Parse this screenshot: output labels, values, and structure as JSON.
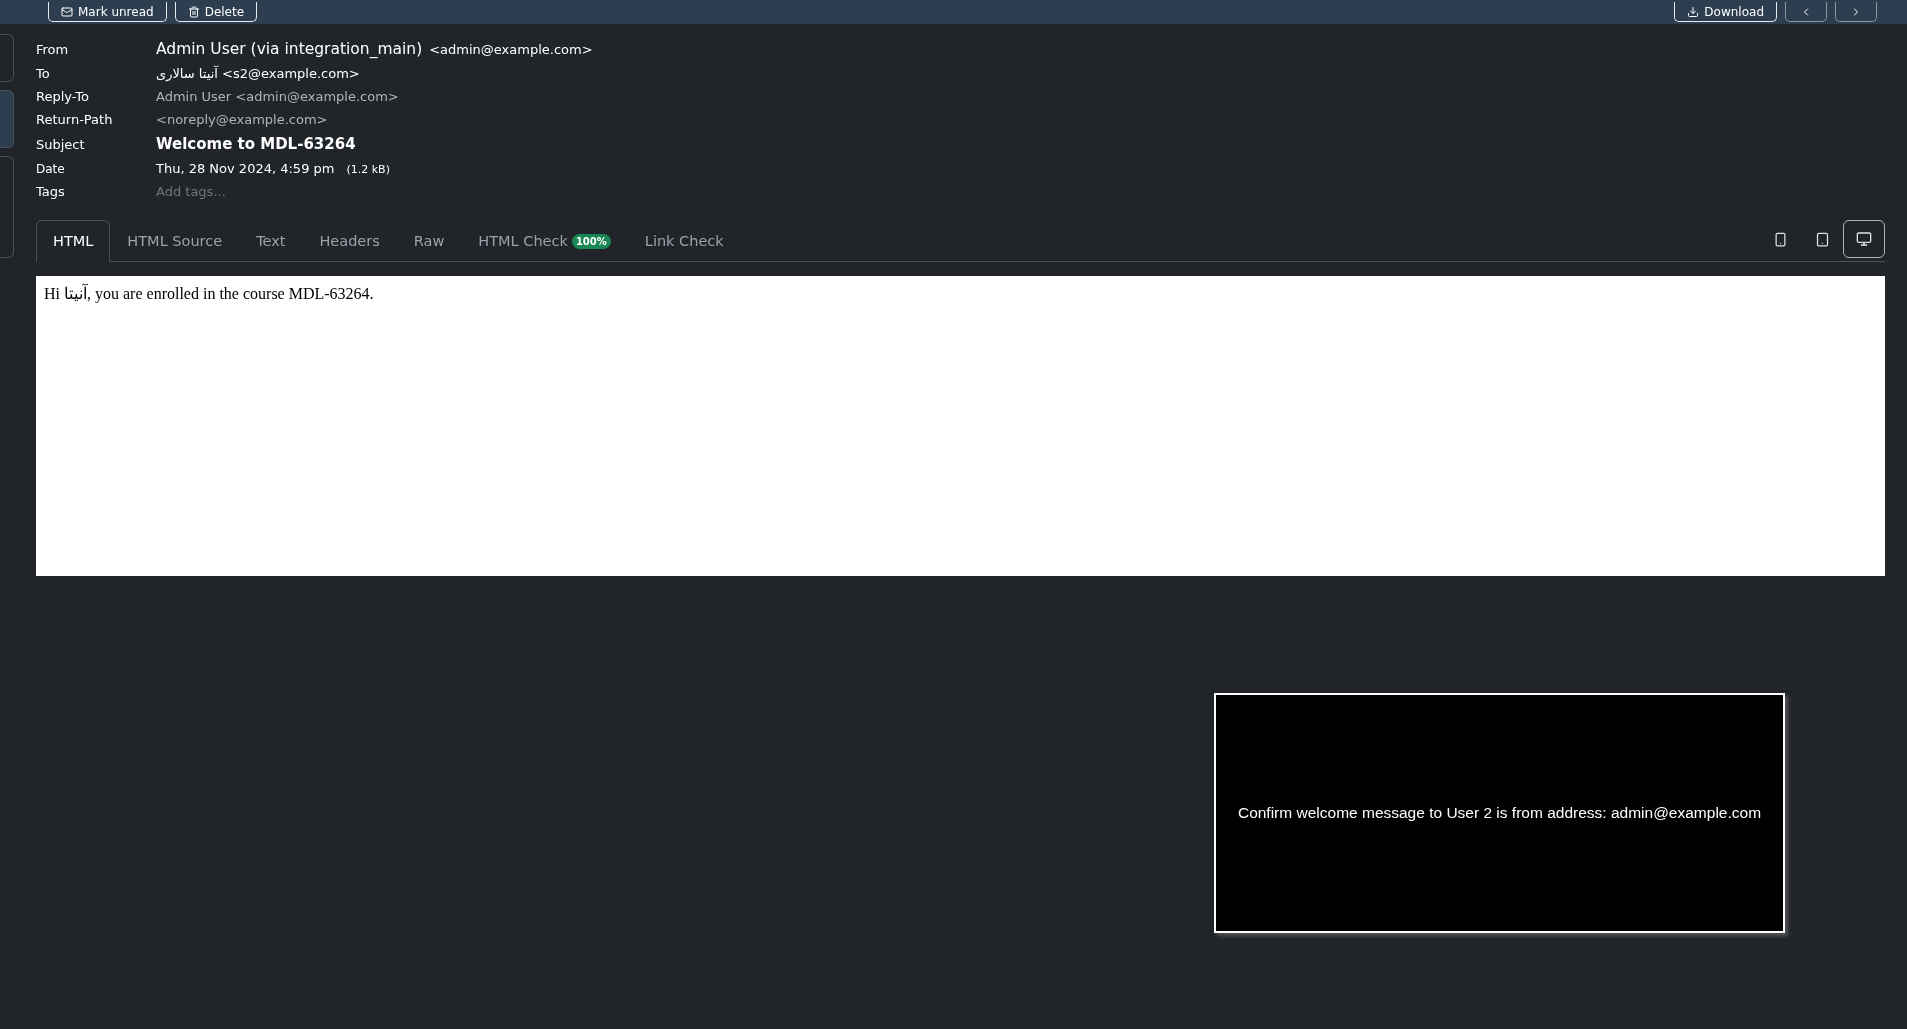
{
  "toolbar": {
    "left_buttons": [
      {
        "label": "Mark unread",
        "kind": "envelope"
      },
      {
        "label": "Delete",
        "kind": "trash"
      }
    ],
    "right_buttons": [
      {
        "label": "Download",
        "kind": "download"
      },
      {
        "kind": "prev"
      },
      {
        "kind": "next"
      }
    ]
  },
  "headers": [
    {
      "label": "From",
      "value": "Admin User (via integration_main)",
      "extra": "<admin@example.com>",
      "kind": "from"
    },
    {
      "label": "To",
      "value": "آنیتا سالاری <s2@example.com>",
      "kind": "normal"
    },
    {
      "label": "Reply-To",
      "value": "Admin User <admin@example.com>",
      "kind": "muted"
    },
    {
      "label": "Return-Path",
      "value": "<noreply@example.com>",
      "kind": "muted"
    },
    {
      "label": "Subject",
      "value": "Welcome to MDL-63264",
      "kind": "subject"
    },
    {
      "label": "Date",
      "value": "Thu, 28 Nov 2024, 4:59 pm",
      "extra": "(1.2 kB)",
      "kind": "date"
    },
    {
      "label": "Tags",
      "placeholder": "Add tags...",
      "kind": "placeholder"
    }
  ],
  "tabs": [
    {
      "label": "HTML",
      "selected": true
    },
    {
      "label": "HTML Source",
      "selected": false
    },
    {
      "label": "Text",
      "selected": false
    },
    {
      "label": "Headers",
      "selected": false
    },
    {
      "label": "Raw",
      "selected": false
    },
    {
      "label": "HTML Check",
      "badge": "100%",
      "selected": false
    },
    {
      "label": "Link Check",
      "selected": false
    }
  ],
  "view_modes": [
    {
      "kind": "phone",
      "selected": false
    },
    {
      "kind": "tablet",
      "selected": false
    },
    {
      "kind": "desktop",
      "selected": true
    }
  ],
  "message_body": "Hi آنیتا, you are enrolled in the course MDL-63264.",
  "overlay": {
    "text": "Confirm welcome message to User 2 is from address: admin@example.com"
  }
}
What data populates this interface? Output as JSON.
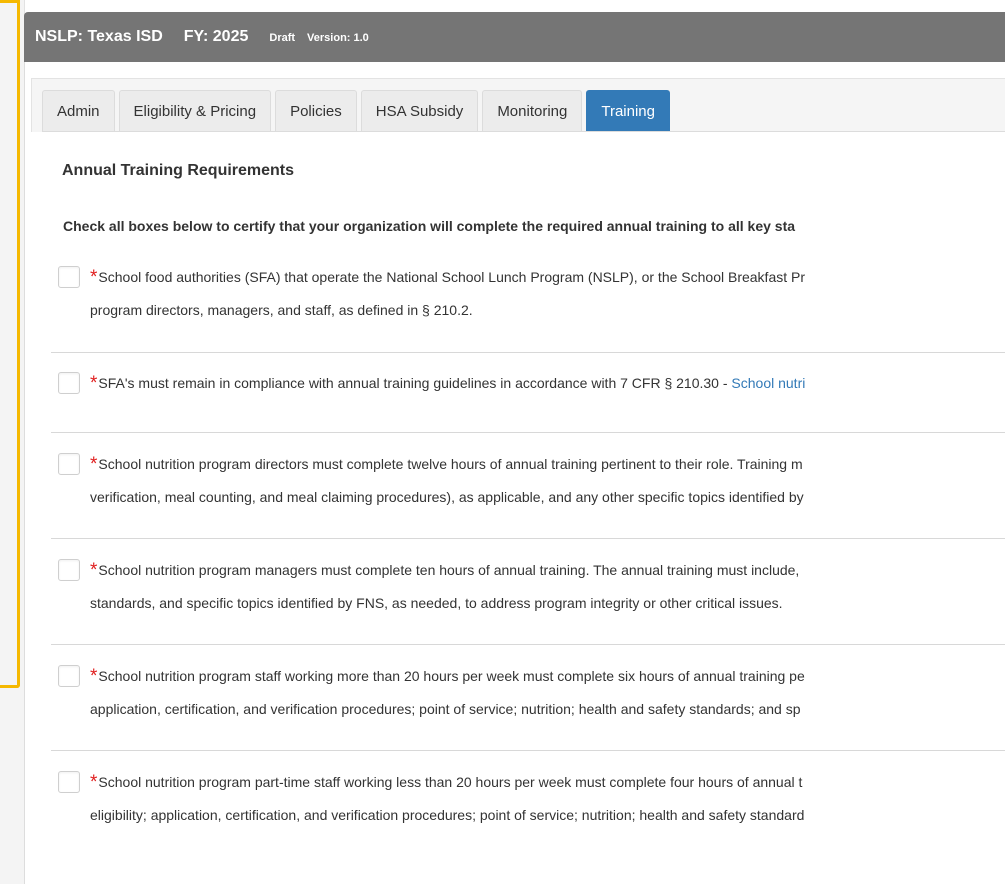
{
  "header": {
    "program": "NSLP: Texas ISD",
    "fiscal_year": "FY: 2025",
    "status": "Draft",
    "version": "Version: 1.0"
  },
  "tabs": [
    {
      "label": "Admin"
    },
    {
      "label": "Eligibility & Pricing"
    },
    {
      "label": "Policies"
    },
    {
      "label": "HSA Subsidy"
    },
    {
      "label": "Monitoring"
    },
    {
      "label": "Training"
    }
  ],
  "active_tab": "Training",
  "section": {
    "title": "Annual Training Requirements",
    "instructions": "Check all boxes below to certify that your organization will complete the required annual training to all key sta"
  },
  "requirements": [
    {
      "required_mark": "*",
      "line1": "School food authorities (SFA) that operate the National School Lunch Program (NSLP), or the School Breakfast Pr",
      "line2": "program directors, managers, and staff, as defined in § 210.2."
    },
    {
      "required_mark": "*",
      "line1": "SFA's must remain in compliance with annual training guidelines in accordance with 7 CFR § 210.30 - ",
      "link": "School nutri"
    },
    {
      "required_mark": "*",
      "line1": "School nutrition program directors must complete twelve hours of annual training pertinent to their role. Training m",
      "line2": "verification, meal counting, and meal claiming procedures), as applicable, and any other specific topics identified by"
    },
    {
      "required_mark": "*",
      "line1": "School nutrition program managers must complete ten hours of annual training. The annual training must include,",
      "line2": "standards, and specific topics identified by FNS, as needed, to address program integrity or other critical issues."
    },
    {
      "required_mark": "*",
      "line1": "School nutrition program staff working more than 20 hours per week must complete six hours of annual training pe",
      "line2": "application, certification, and verification procedures; point of service; nutrition; health and safety standards; and sp"
    },
    {
      "required_mark": "*",
      "line1": "School nutrition program part-time staff working less than 20 hours per week must complete four hours of annual t",
      "line2": "eligibility; application, certification, and verification procedures; point of service; nutrition; health and safety standard"
    }
  ],
  "colors": {
    "header_bg": "#757575",
    "active_tab": "#337ab7",
    "required": "#e02020",
    "link": "#337ab7",
    "highlight": "#f5b800"
  }
}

------------

What to do.
Extract the full listing above verbatim; pictures are to be left out of the copy.

Answer in full.
Parse this screenshot: output labels, values, and structure as JSON.
{
  "toolbar": {
    "left_buttons": [
      {
        "label": "Mark unread",
        "kind": "envelope"
      },
      {
        "label": "Delete",
        "kind": "trash"
      }
    ],
    "right_buttons": [
      {
        "label": "Download",
        "kind": "download"
      },
      {
        "kind": "prev"
      },
      {
        "kind": "next"
      }
    ]
  },
  "headers": [
    {
      "label": "From",
      "value": "Admin User (via integration_main)",
      "extra": "<admin@example.com>",
      "kind": "from"
    },
    {
      "label": "To",
      "value": "آنیتا سالاری <s2@example.com>",
      "kind": "normal"
    },
    {
      "label": "Reply-To",
      "value": "Admin User <admin@example.com>",
      "kind": "muted"
    },
    {
      "label": "Return-Path",
      "value": "<noreply@example.com>",
      "kind": "muted"
    },
    {
      "label": "Subject",
      "value": "Welcome to MDL-63264",
      "kind": "subject"
    },
    {
      "label": "Date",
      "value": "Thu, 28 Nov 2024, 4:59 pm",
      "extra": "(1.2 kB)",
      "kind": "date"
    },
    {
      "label": "Tags",
      "placeholder": "Add tags...",
      "kind": "placeholder"
    }
  ],
  "tabs": [
    {
      "label": "HTML",
      "selected": true
    },
    {
      "label": "HTML Source",
      "selected": false
    },
    {
      "label": "Text",
      "selected": false
    },
    {
      "label": "Headers",
      "selected": false
    },
    {
      "label": "Raw",
      "selected": false
    },
    {
      "label": "HTML Check",
      "badge": "100%",
      "selected": false
    },
    {
      "label": "Link Check",
      "selected": false
    }
  ],
  "view_modes": [
    {
      "kind": "phone",
      "selected": false
    },
    {
      "kind": "tablet",
      "selected": false
    },
    {
      "kind": "desktop",
      "selected": true
    }
  ],
  "message_body": "Hi آنیتا, you are enrolled in the course MDL-63264.",
  "overlay": {
    "text": "Confirm welcome message to User 2 is from address: admin@example.com"
  }
}
What data populates this interface? Output as JSON.
{
  "header": {
    "program": "NSLP: Texas ISD",
    "fiscal_year": "FY: 2025",
    "status": "Draft",
    "version": "Version: 1.0"
  },
  "tabs": [
    {
      "label": "Admin"
    },
    {
      "label": "Eligibility & Pricing"
    },
    {
      "label": "Policies"
    },
    {
      "label": "HSA Subsidy"
    },
    {
      "label": "Monitoring"
    },
    {
      "label": "Training"
    }
  ],
  "active_tab": "Training",
  "section": {
    "title": "Annual Training Requirements",
    "instructions": "Check all boxes below to certify that your organization will complete the required annual training to all key sta"
  },
  "requirements": [
    {
      "required_mark": "*",
      "line1": "School food authorities (SFA) that operate the National School Lunch Program (NSLP), or the School Breakfast Pr",
      "line2": "program directors, managers, and staff, as defined in § 210.2."
    },
    {
      "required_mark": "*",
      "line1": "SFA's must remain in compliance with annual training guidelines in accordance with 7 CFR § 210.30 - ",
      "link": "School nutri"
    },
    {
      "required_mark": "*",
      "line1": "School nutrition program directors must complete twelve hours of annual training pertinent to their role. Training m",
      "line2": "verification, meal counting, and meal claiming procedures), as applicable, and any other specific topics identified by"
    },
    {
      "required_mark": "*",
      "line1": "School nutrition program managers must complete ten hours of annual training. The annual training must include,",
      "line2": "standards, and specific topics identified by FNS, as needed, to address program integrity or other critical issues."
    },
    {
      "required_mark": "*",
      "line1": "School nutrition program staff working more than 20 hours per week must complete six hours of annual training pe",
      "line2": "application, certification, and verification procedures; point of service; nutrition; health and safety standards; and sp"
    },
    {
      "required_mark": "*",
      "line1": "School nutrition program part-time staff working less than 20 hours per week must complete four hours of annual t",
      "line2": "eligibility; application, certification, and verification procedures; point of service; nutrition; health and safety standard"
    }
  ],
  "colors": {
    "header_bg": "#757575",
    "active_tab": "#337ab7",
    "required": "#e02020",
    "link": "#337ab7",
    "highlight": "#f5b800"
  }
}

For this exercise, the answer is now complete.